Starting at the line that holds "Transcribe this image's", quote every line through the end of the records, both boundary lines included. Omit the pictures.

******************************

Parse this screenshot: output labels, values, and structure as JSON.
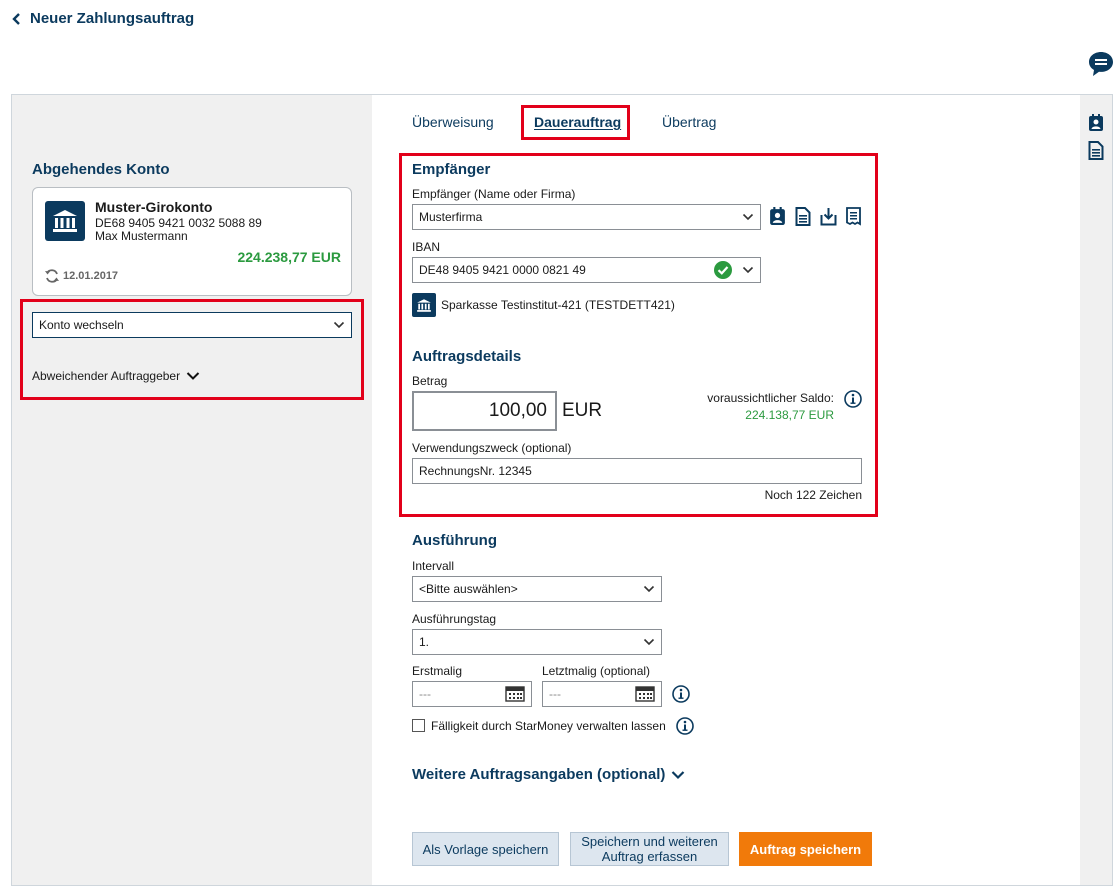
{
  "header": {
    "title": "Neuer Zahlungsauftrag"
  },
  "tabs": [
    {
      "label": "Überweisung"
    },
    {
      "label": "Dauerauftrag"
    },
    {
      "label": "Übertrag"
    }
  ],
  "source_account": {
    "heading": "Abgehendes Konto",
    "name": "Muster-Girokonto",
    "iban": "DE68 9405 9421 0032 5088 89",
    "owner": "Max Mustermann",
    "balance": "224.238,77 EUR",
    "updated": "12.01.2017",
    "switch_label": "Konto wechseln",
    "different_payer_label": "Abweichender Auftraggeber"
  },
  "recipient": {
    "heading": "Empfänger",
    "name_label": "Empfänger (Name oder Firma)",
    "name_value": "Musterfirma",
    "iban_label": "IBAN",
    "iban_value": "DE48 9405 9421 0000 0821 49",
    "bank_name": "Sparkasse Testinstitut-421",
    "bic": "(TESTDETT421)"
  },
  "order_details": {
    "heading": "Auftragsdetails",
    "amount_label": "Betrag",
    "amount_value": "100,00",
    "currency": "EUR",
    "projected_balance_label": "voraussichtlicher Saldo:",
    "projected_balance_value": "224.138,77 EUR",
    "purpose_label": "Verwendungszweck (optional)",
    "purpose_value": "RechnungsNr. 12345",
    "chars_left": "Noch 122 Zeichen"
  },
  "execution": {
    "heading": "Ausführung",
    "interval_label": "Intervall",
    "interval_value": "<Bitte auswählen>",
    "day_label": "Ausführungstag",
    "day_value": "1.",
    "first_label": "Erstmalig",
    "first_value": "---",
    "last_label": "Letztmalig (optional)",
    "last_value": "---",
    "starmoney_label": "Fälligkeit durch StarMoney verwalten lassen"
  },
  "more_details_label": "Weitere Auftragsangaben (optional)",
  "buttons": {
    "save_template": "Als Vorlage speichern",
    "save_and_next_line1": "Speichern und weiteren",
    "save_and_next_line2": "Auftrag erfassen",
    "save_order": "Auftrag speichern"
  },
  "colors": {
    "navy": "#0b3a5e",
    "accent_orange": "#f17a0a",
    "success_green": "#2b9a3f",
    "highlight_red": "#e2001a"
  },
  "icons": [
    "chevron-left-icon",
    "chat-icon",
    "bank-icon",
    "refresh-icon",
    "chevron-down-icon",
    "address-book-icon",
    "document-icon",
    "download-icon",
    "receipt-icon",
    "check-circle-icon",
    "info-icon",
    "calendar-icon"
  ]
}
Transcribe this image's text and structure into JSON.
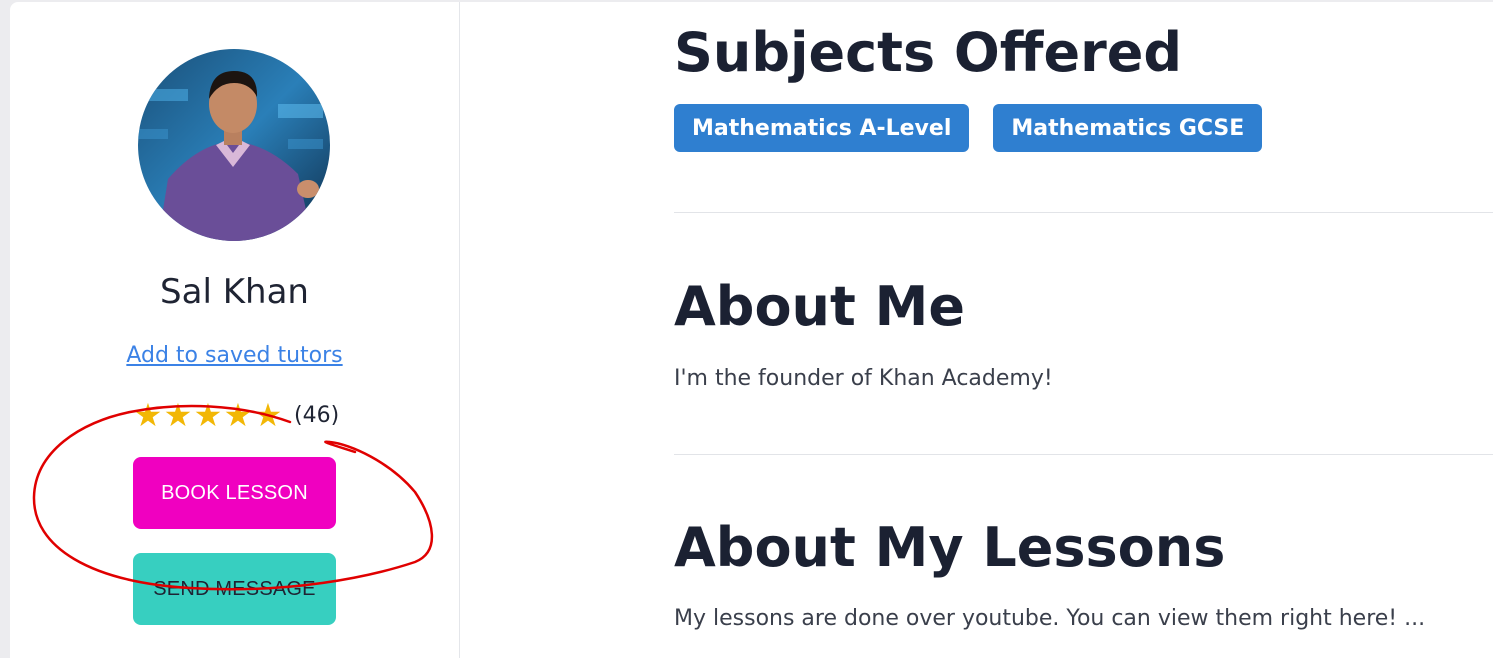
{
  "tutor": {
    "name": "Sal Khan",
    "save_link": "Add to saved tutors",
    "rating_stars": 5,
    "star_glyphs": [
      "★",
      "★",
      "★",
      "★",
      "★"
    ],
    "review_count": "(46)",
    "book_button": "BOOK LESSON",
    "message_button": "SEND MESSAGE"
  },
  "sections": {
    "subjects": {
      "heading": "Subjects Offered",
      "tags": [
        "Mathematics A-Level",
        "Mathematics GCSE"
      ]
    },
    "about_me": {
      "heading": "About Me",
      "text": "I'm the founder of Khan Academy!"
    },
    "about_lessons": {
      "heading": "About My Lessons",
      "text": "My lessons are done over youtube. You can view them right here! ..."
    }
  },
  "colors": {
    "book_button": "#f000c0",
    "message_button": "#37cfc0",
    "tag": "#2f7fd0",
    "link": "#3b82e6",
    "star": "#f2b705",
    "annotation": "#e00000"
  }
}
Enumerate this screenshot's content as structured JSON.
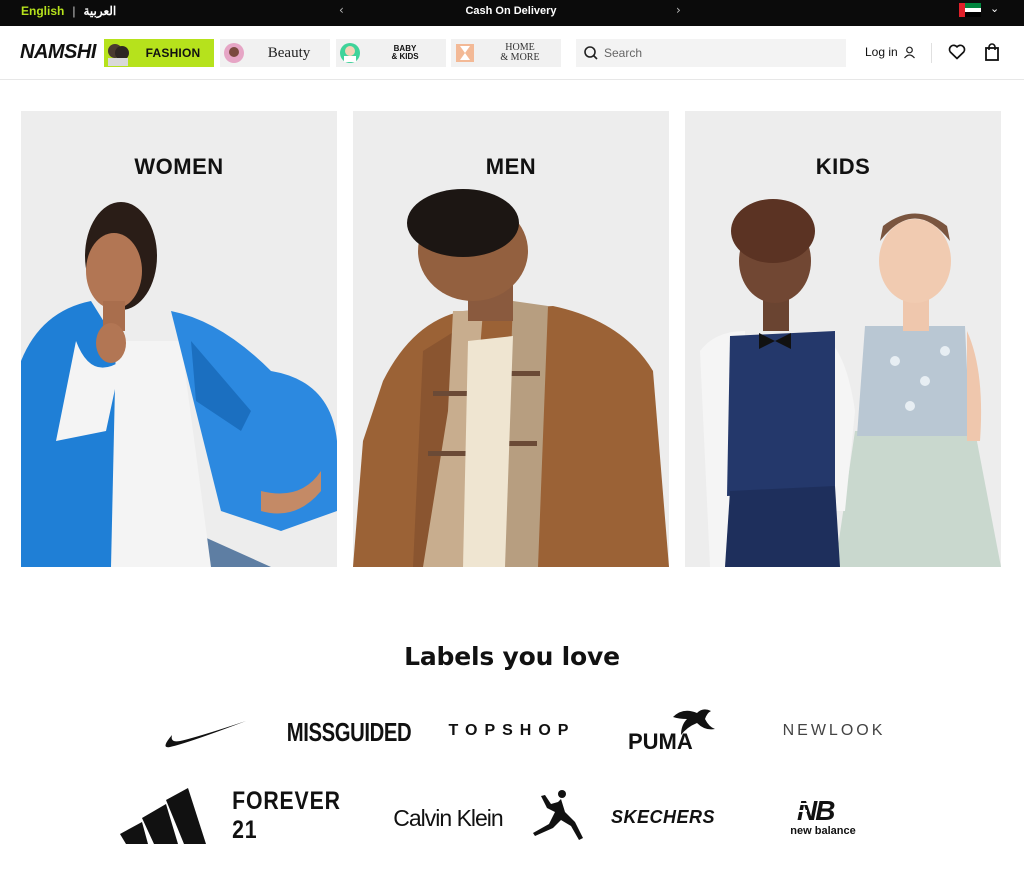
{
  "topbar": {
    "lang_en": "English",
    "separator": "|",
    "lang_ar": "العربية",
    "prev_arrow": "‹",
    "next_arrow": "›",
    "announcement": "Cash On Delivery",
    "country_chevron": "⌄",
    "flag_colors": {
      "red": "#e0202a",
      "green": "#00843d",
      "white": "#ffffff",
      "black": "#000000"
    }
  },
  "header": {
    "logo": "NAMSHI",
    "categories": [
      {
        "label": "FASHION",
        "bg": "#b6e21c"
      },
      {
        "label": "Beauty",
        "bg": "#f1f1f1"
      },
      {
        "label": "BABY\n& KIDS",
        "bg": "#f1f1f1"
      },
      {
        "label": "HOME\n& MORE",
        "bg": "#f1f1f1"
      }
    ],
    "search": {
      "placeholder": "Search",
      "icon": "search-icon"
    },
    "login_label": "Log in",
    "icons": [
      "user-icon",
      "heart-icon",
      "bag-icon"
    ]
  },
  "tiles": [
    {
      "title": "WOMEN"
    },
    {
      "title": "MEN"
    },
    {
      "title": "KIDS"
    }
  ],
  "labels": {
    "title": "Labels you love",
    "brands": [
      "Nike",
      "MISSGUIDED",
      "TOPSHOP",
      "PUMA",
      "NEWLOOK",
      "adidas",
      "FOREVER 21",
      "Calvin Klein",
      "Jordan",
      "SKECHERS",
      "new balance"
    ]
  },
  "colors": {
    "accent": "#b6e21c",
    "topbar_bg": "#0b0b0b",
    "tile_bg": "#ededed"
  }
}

******************************

OUTPUT BELOW =
Transcribe this image's text and structure into JSON.
{
  "tutor": {
    "name": "Sal Khan",
    "save_link": "Add to saved tutors",
    "rating_stars": 5,
    "star_glyphs": [
      "★",
      "★",
      "★",
      "★",
      "★"
    ],
    "review_count": "(46)",
    "book_button": "BOOK LESSON",
    "message_button": "SEND MESSAGE"
  },
  "sections": {
    "subjects": {
      "heading": "Subjects Offered",
      "tags": [
        "Mathematics A-Level",
        "Mathematics GCSE"
      ]
    },
    "about_me": {
      "heading": "About Me",
      "text": "I'm the founder of Khan Academy!"
    },
    "about_lessons": {
      "heading": "About My Lessons",
      "text": "My lessons are done over youtube. You can view them right here! ..."
    }
  },
  "colors": {
    "book_button": "#f000c0",
    "message_button": "#37cfc0",
    "tag": "#2f7fd0",
    "link": "#3b82e6",
    "star": "#f2b705",
    "annotation": "#e00000"
  }
}
Enumerate this screenshot's content as structured JSON.
{
  "topbar": {
    "lang_en": "English",
    "separator": "|",
    "lang_ar": "العربية",
    "prev_arrow": "‹",
    "next_arrow": "›",
    "announcement": "Cash On Delivery",
    "country_chevron": "⌄",
    "flag_colors": {
      "red": "#e0202a",
      "green": "#00843d",
      "white": "#ffffff",
      "black": "#000000"
    }
  },
  "header": {
    "logo": "NAMSHI",
    "categories": [
      {
        "label": "FASHION",
        "bg": "#b6e21c"
      },
      {
        "label": "Beauty",
        "bg": "#f1f1f1"
      },
      {
        "label": "BABY\n& KIDS",
        "bg": "#f1f1f1"
      },
      {
        "label": "HOME\n& MORE",
        "bg": "#f1f1f1"
      }
    ],
    "search": {
      "placeholder": "Search",
      "icon": "search-icon"
    },
    "login_label": "Log in",
    "icons": [
      "user-icon",
      "heart-icon",
      "bag-icon"
    ]
  },
  "tiles": [
    {
      "title": "WOMEN"
    },
    {
      "title": "MEN"
    },
    {
      "title": "KIDS"
    }
  ],
  "labels": {
    "title": "Labels you love",
    "brands": [
      "Nike",
      "MISSGUIDED",
      "TOPSHOP",
      "PUMA",
      "NEWLOOK",
      "adidas",
      "FOREVER 21",
      "Calvin Klein",
      "Jordan",
      "SKECHERS",
      "new balance"
    ]
  },
  "colors": {
    "accent": "#b6e21c",
    "topbar_bg": "#0b0b0b",
    "tile_bg": "#ededed"
  }
}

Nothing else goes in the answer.